PROBLEM: Copy every line from the records below that holds the word "Doorbell".

EXERCISE INPUTS:
---
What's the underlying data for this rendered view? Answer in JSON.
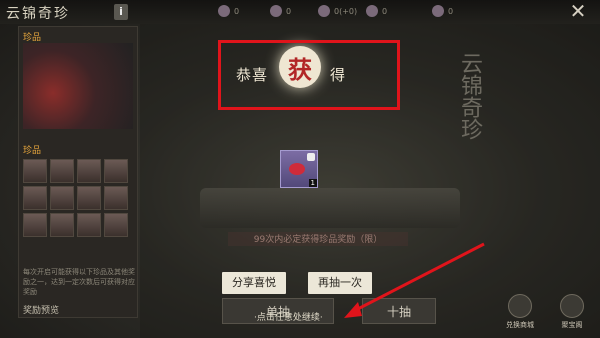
{
  "header": {
    "title": "云锦奇珍",
    "info_label": "i",
    "currencies": [
      "0",
      "0",
      "0(+0)",
      "0",
      "0"
    ],
    "close_label": "✕"
  },
  "left_panel": {
    "section1_title": "珍品",
    "section2_title": "珍品",
    "note": "每次开启可能获得以下珍品及其他奖励之一，达到一定次数后可获得对应奖励",
    "reward_preview": "奖励预览"
  },
  "result": {
    "title_left": "恭喜",
    "title_center": "获",
    "title_right": "得",
    "item_count": "1",
    "guarantee_text": "99次内必定获得珍品奖励（限）",
    "calligraphy": "云锦奇珍"
  },
  "actions": {
    "share": "分享喜悦",
    "again": "再抽一次",
    "single": "单抽",
    "ten": "十抽",
    "continue_hint": "·点击任意处继续·"
  },
  "side": {
    "exchange": "兑换商城",
    "treasure": "聚宝阁"
  },
  "colors": {
    "highlight": "#e0141b",
    "accent": "#e8a73d"
  }
}
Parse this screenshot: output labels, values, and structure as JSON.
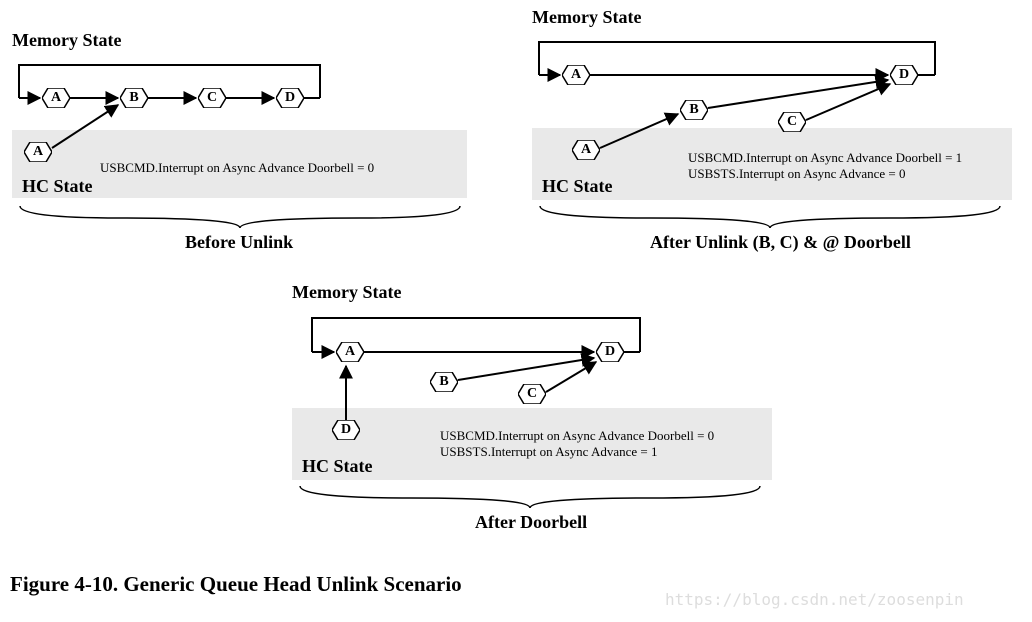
{
  "panel1": {
    "memory_state": "Memory State",
    "hc_state": "HC State",
    "nodes": {
      "A": "A",
      "B": "B",
      "C": "C",
      "D": "D"
    },
    "hc_node": "A",
    "text1": "USBCMD.Interrupt on Async Advance Doorbell = 0",
    "caption": "Before Unlink"
  },
  "panel2": {
    "memory_state": "Memory State",
    "hc_state": "HC State",
    "nodes": {
      "A": "A",
      "B": "B",
      "C": "C",
      "D": "D"
    },
    "hc_node": "A",
    "text1": "USBCMD.Interrupt on Async Advance Doorbell = 1",
    "text2": "USBSTS.Interrupt on Async Advance = 0",
    "caption": "After Unlink (B, C) & @ Doorbell"
  },
  "panel3": {
    "memory_state": "Memory State",
    "hc_state": "HC State",
    "nodes": {
      "A": "A",
      "B": "B",
      "C": "C",
      "D": "D"
    },
    "hc_node": "D",
    "text1": "USBCMD.Interrupt on Async Advance Doorbell = 0",
    "text2": "USBSTS.Interrupt on Async Advance = 1",
    "caption": "After Doorbell"
  },
  "figure_caption": "Figure 4-10. Generic Queue Head Unlink Scenario",
  "watermark": "https://blog.csdn.net/zoosenpin"
}
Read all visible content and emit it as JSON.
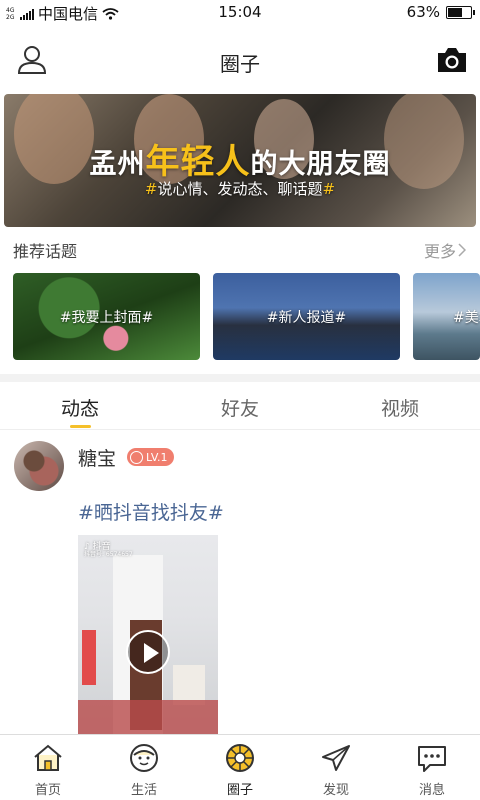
{
  "status_bar": {
    "network_type": "4G 2G",
    "carrier": "中国电信",
    "time": "15:04",
    "battery": "63%",
    "battery_level": 0.63
  },
  "header": {
    "title": "圈子",
    "left_icon": "user-icon",
    "right_icon": "camera-icon"
  },
  "banner": {
    "title_prefix": "孟州",
    "title_highlight": "年轻人",
    "title_suffix": "的大朋友圈",
    "subtitle_hash1": "#",
    "subtitle": "说心情、发动态、聊话题",
    "subtitle_hash2": "#"
  },
  "recommended": {
    "title": "推荐话题",
    "more": "更多",
    "topics": [
      {
        "label": "#我要上封面#"
      },
      {
        "label": "#新人报道#"
      },
      {
        "label": "#美术"
      }
    ]
  },
  "tabs": [
    {
      "label": "动态"
    },
    {
      "label": "好友"
    },
    {
      "label": "视频"
    }
  ],
  "post": {
    "username": "糖宝",
    "level": "LV.1",
    "text": "#晒抖音找抖友#",
    "video_logo": "抖音",
    "video_id": "抖音号: 6574657"
  },
  "bottom_nav": [
    {
      "label": "首页",
      "icon": "home-icon"
    },
    {
      "label": "生活",
      "icon": "life-icon"
    },
    {
      "label": "圈子",
      "icon": "circle-icon"
    },
    {
      "label": "发现",
      "icon": "discover-icon"
    },
    {
      "label": "消息",
      "icon": "message-icon"
    }
  ],
  "colors": {
    "accent": "#f5c02a",
    "topic_link": "#4a6694",
    "level_badge": "#f07e6e"
  }
}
---
RESULT OF THIS EXERCISE:
    "text1": "USBCMD.Interrupt on Async Advance Doorbell = 0",
    "text1": "USBCMD.Interrupt on Async Advance Doorbell = 1",
    "caption": "After Unlink (B, C) & @ Doorbell"
    "text1": "USBCMD.Interrupt on Async Advance Doorbell = 0",
    "caption": "After Doorbell"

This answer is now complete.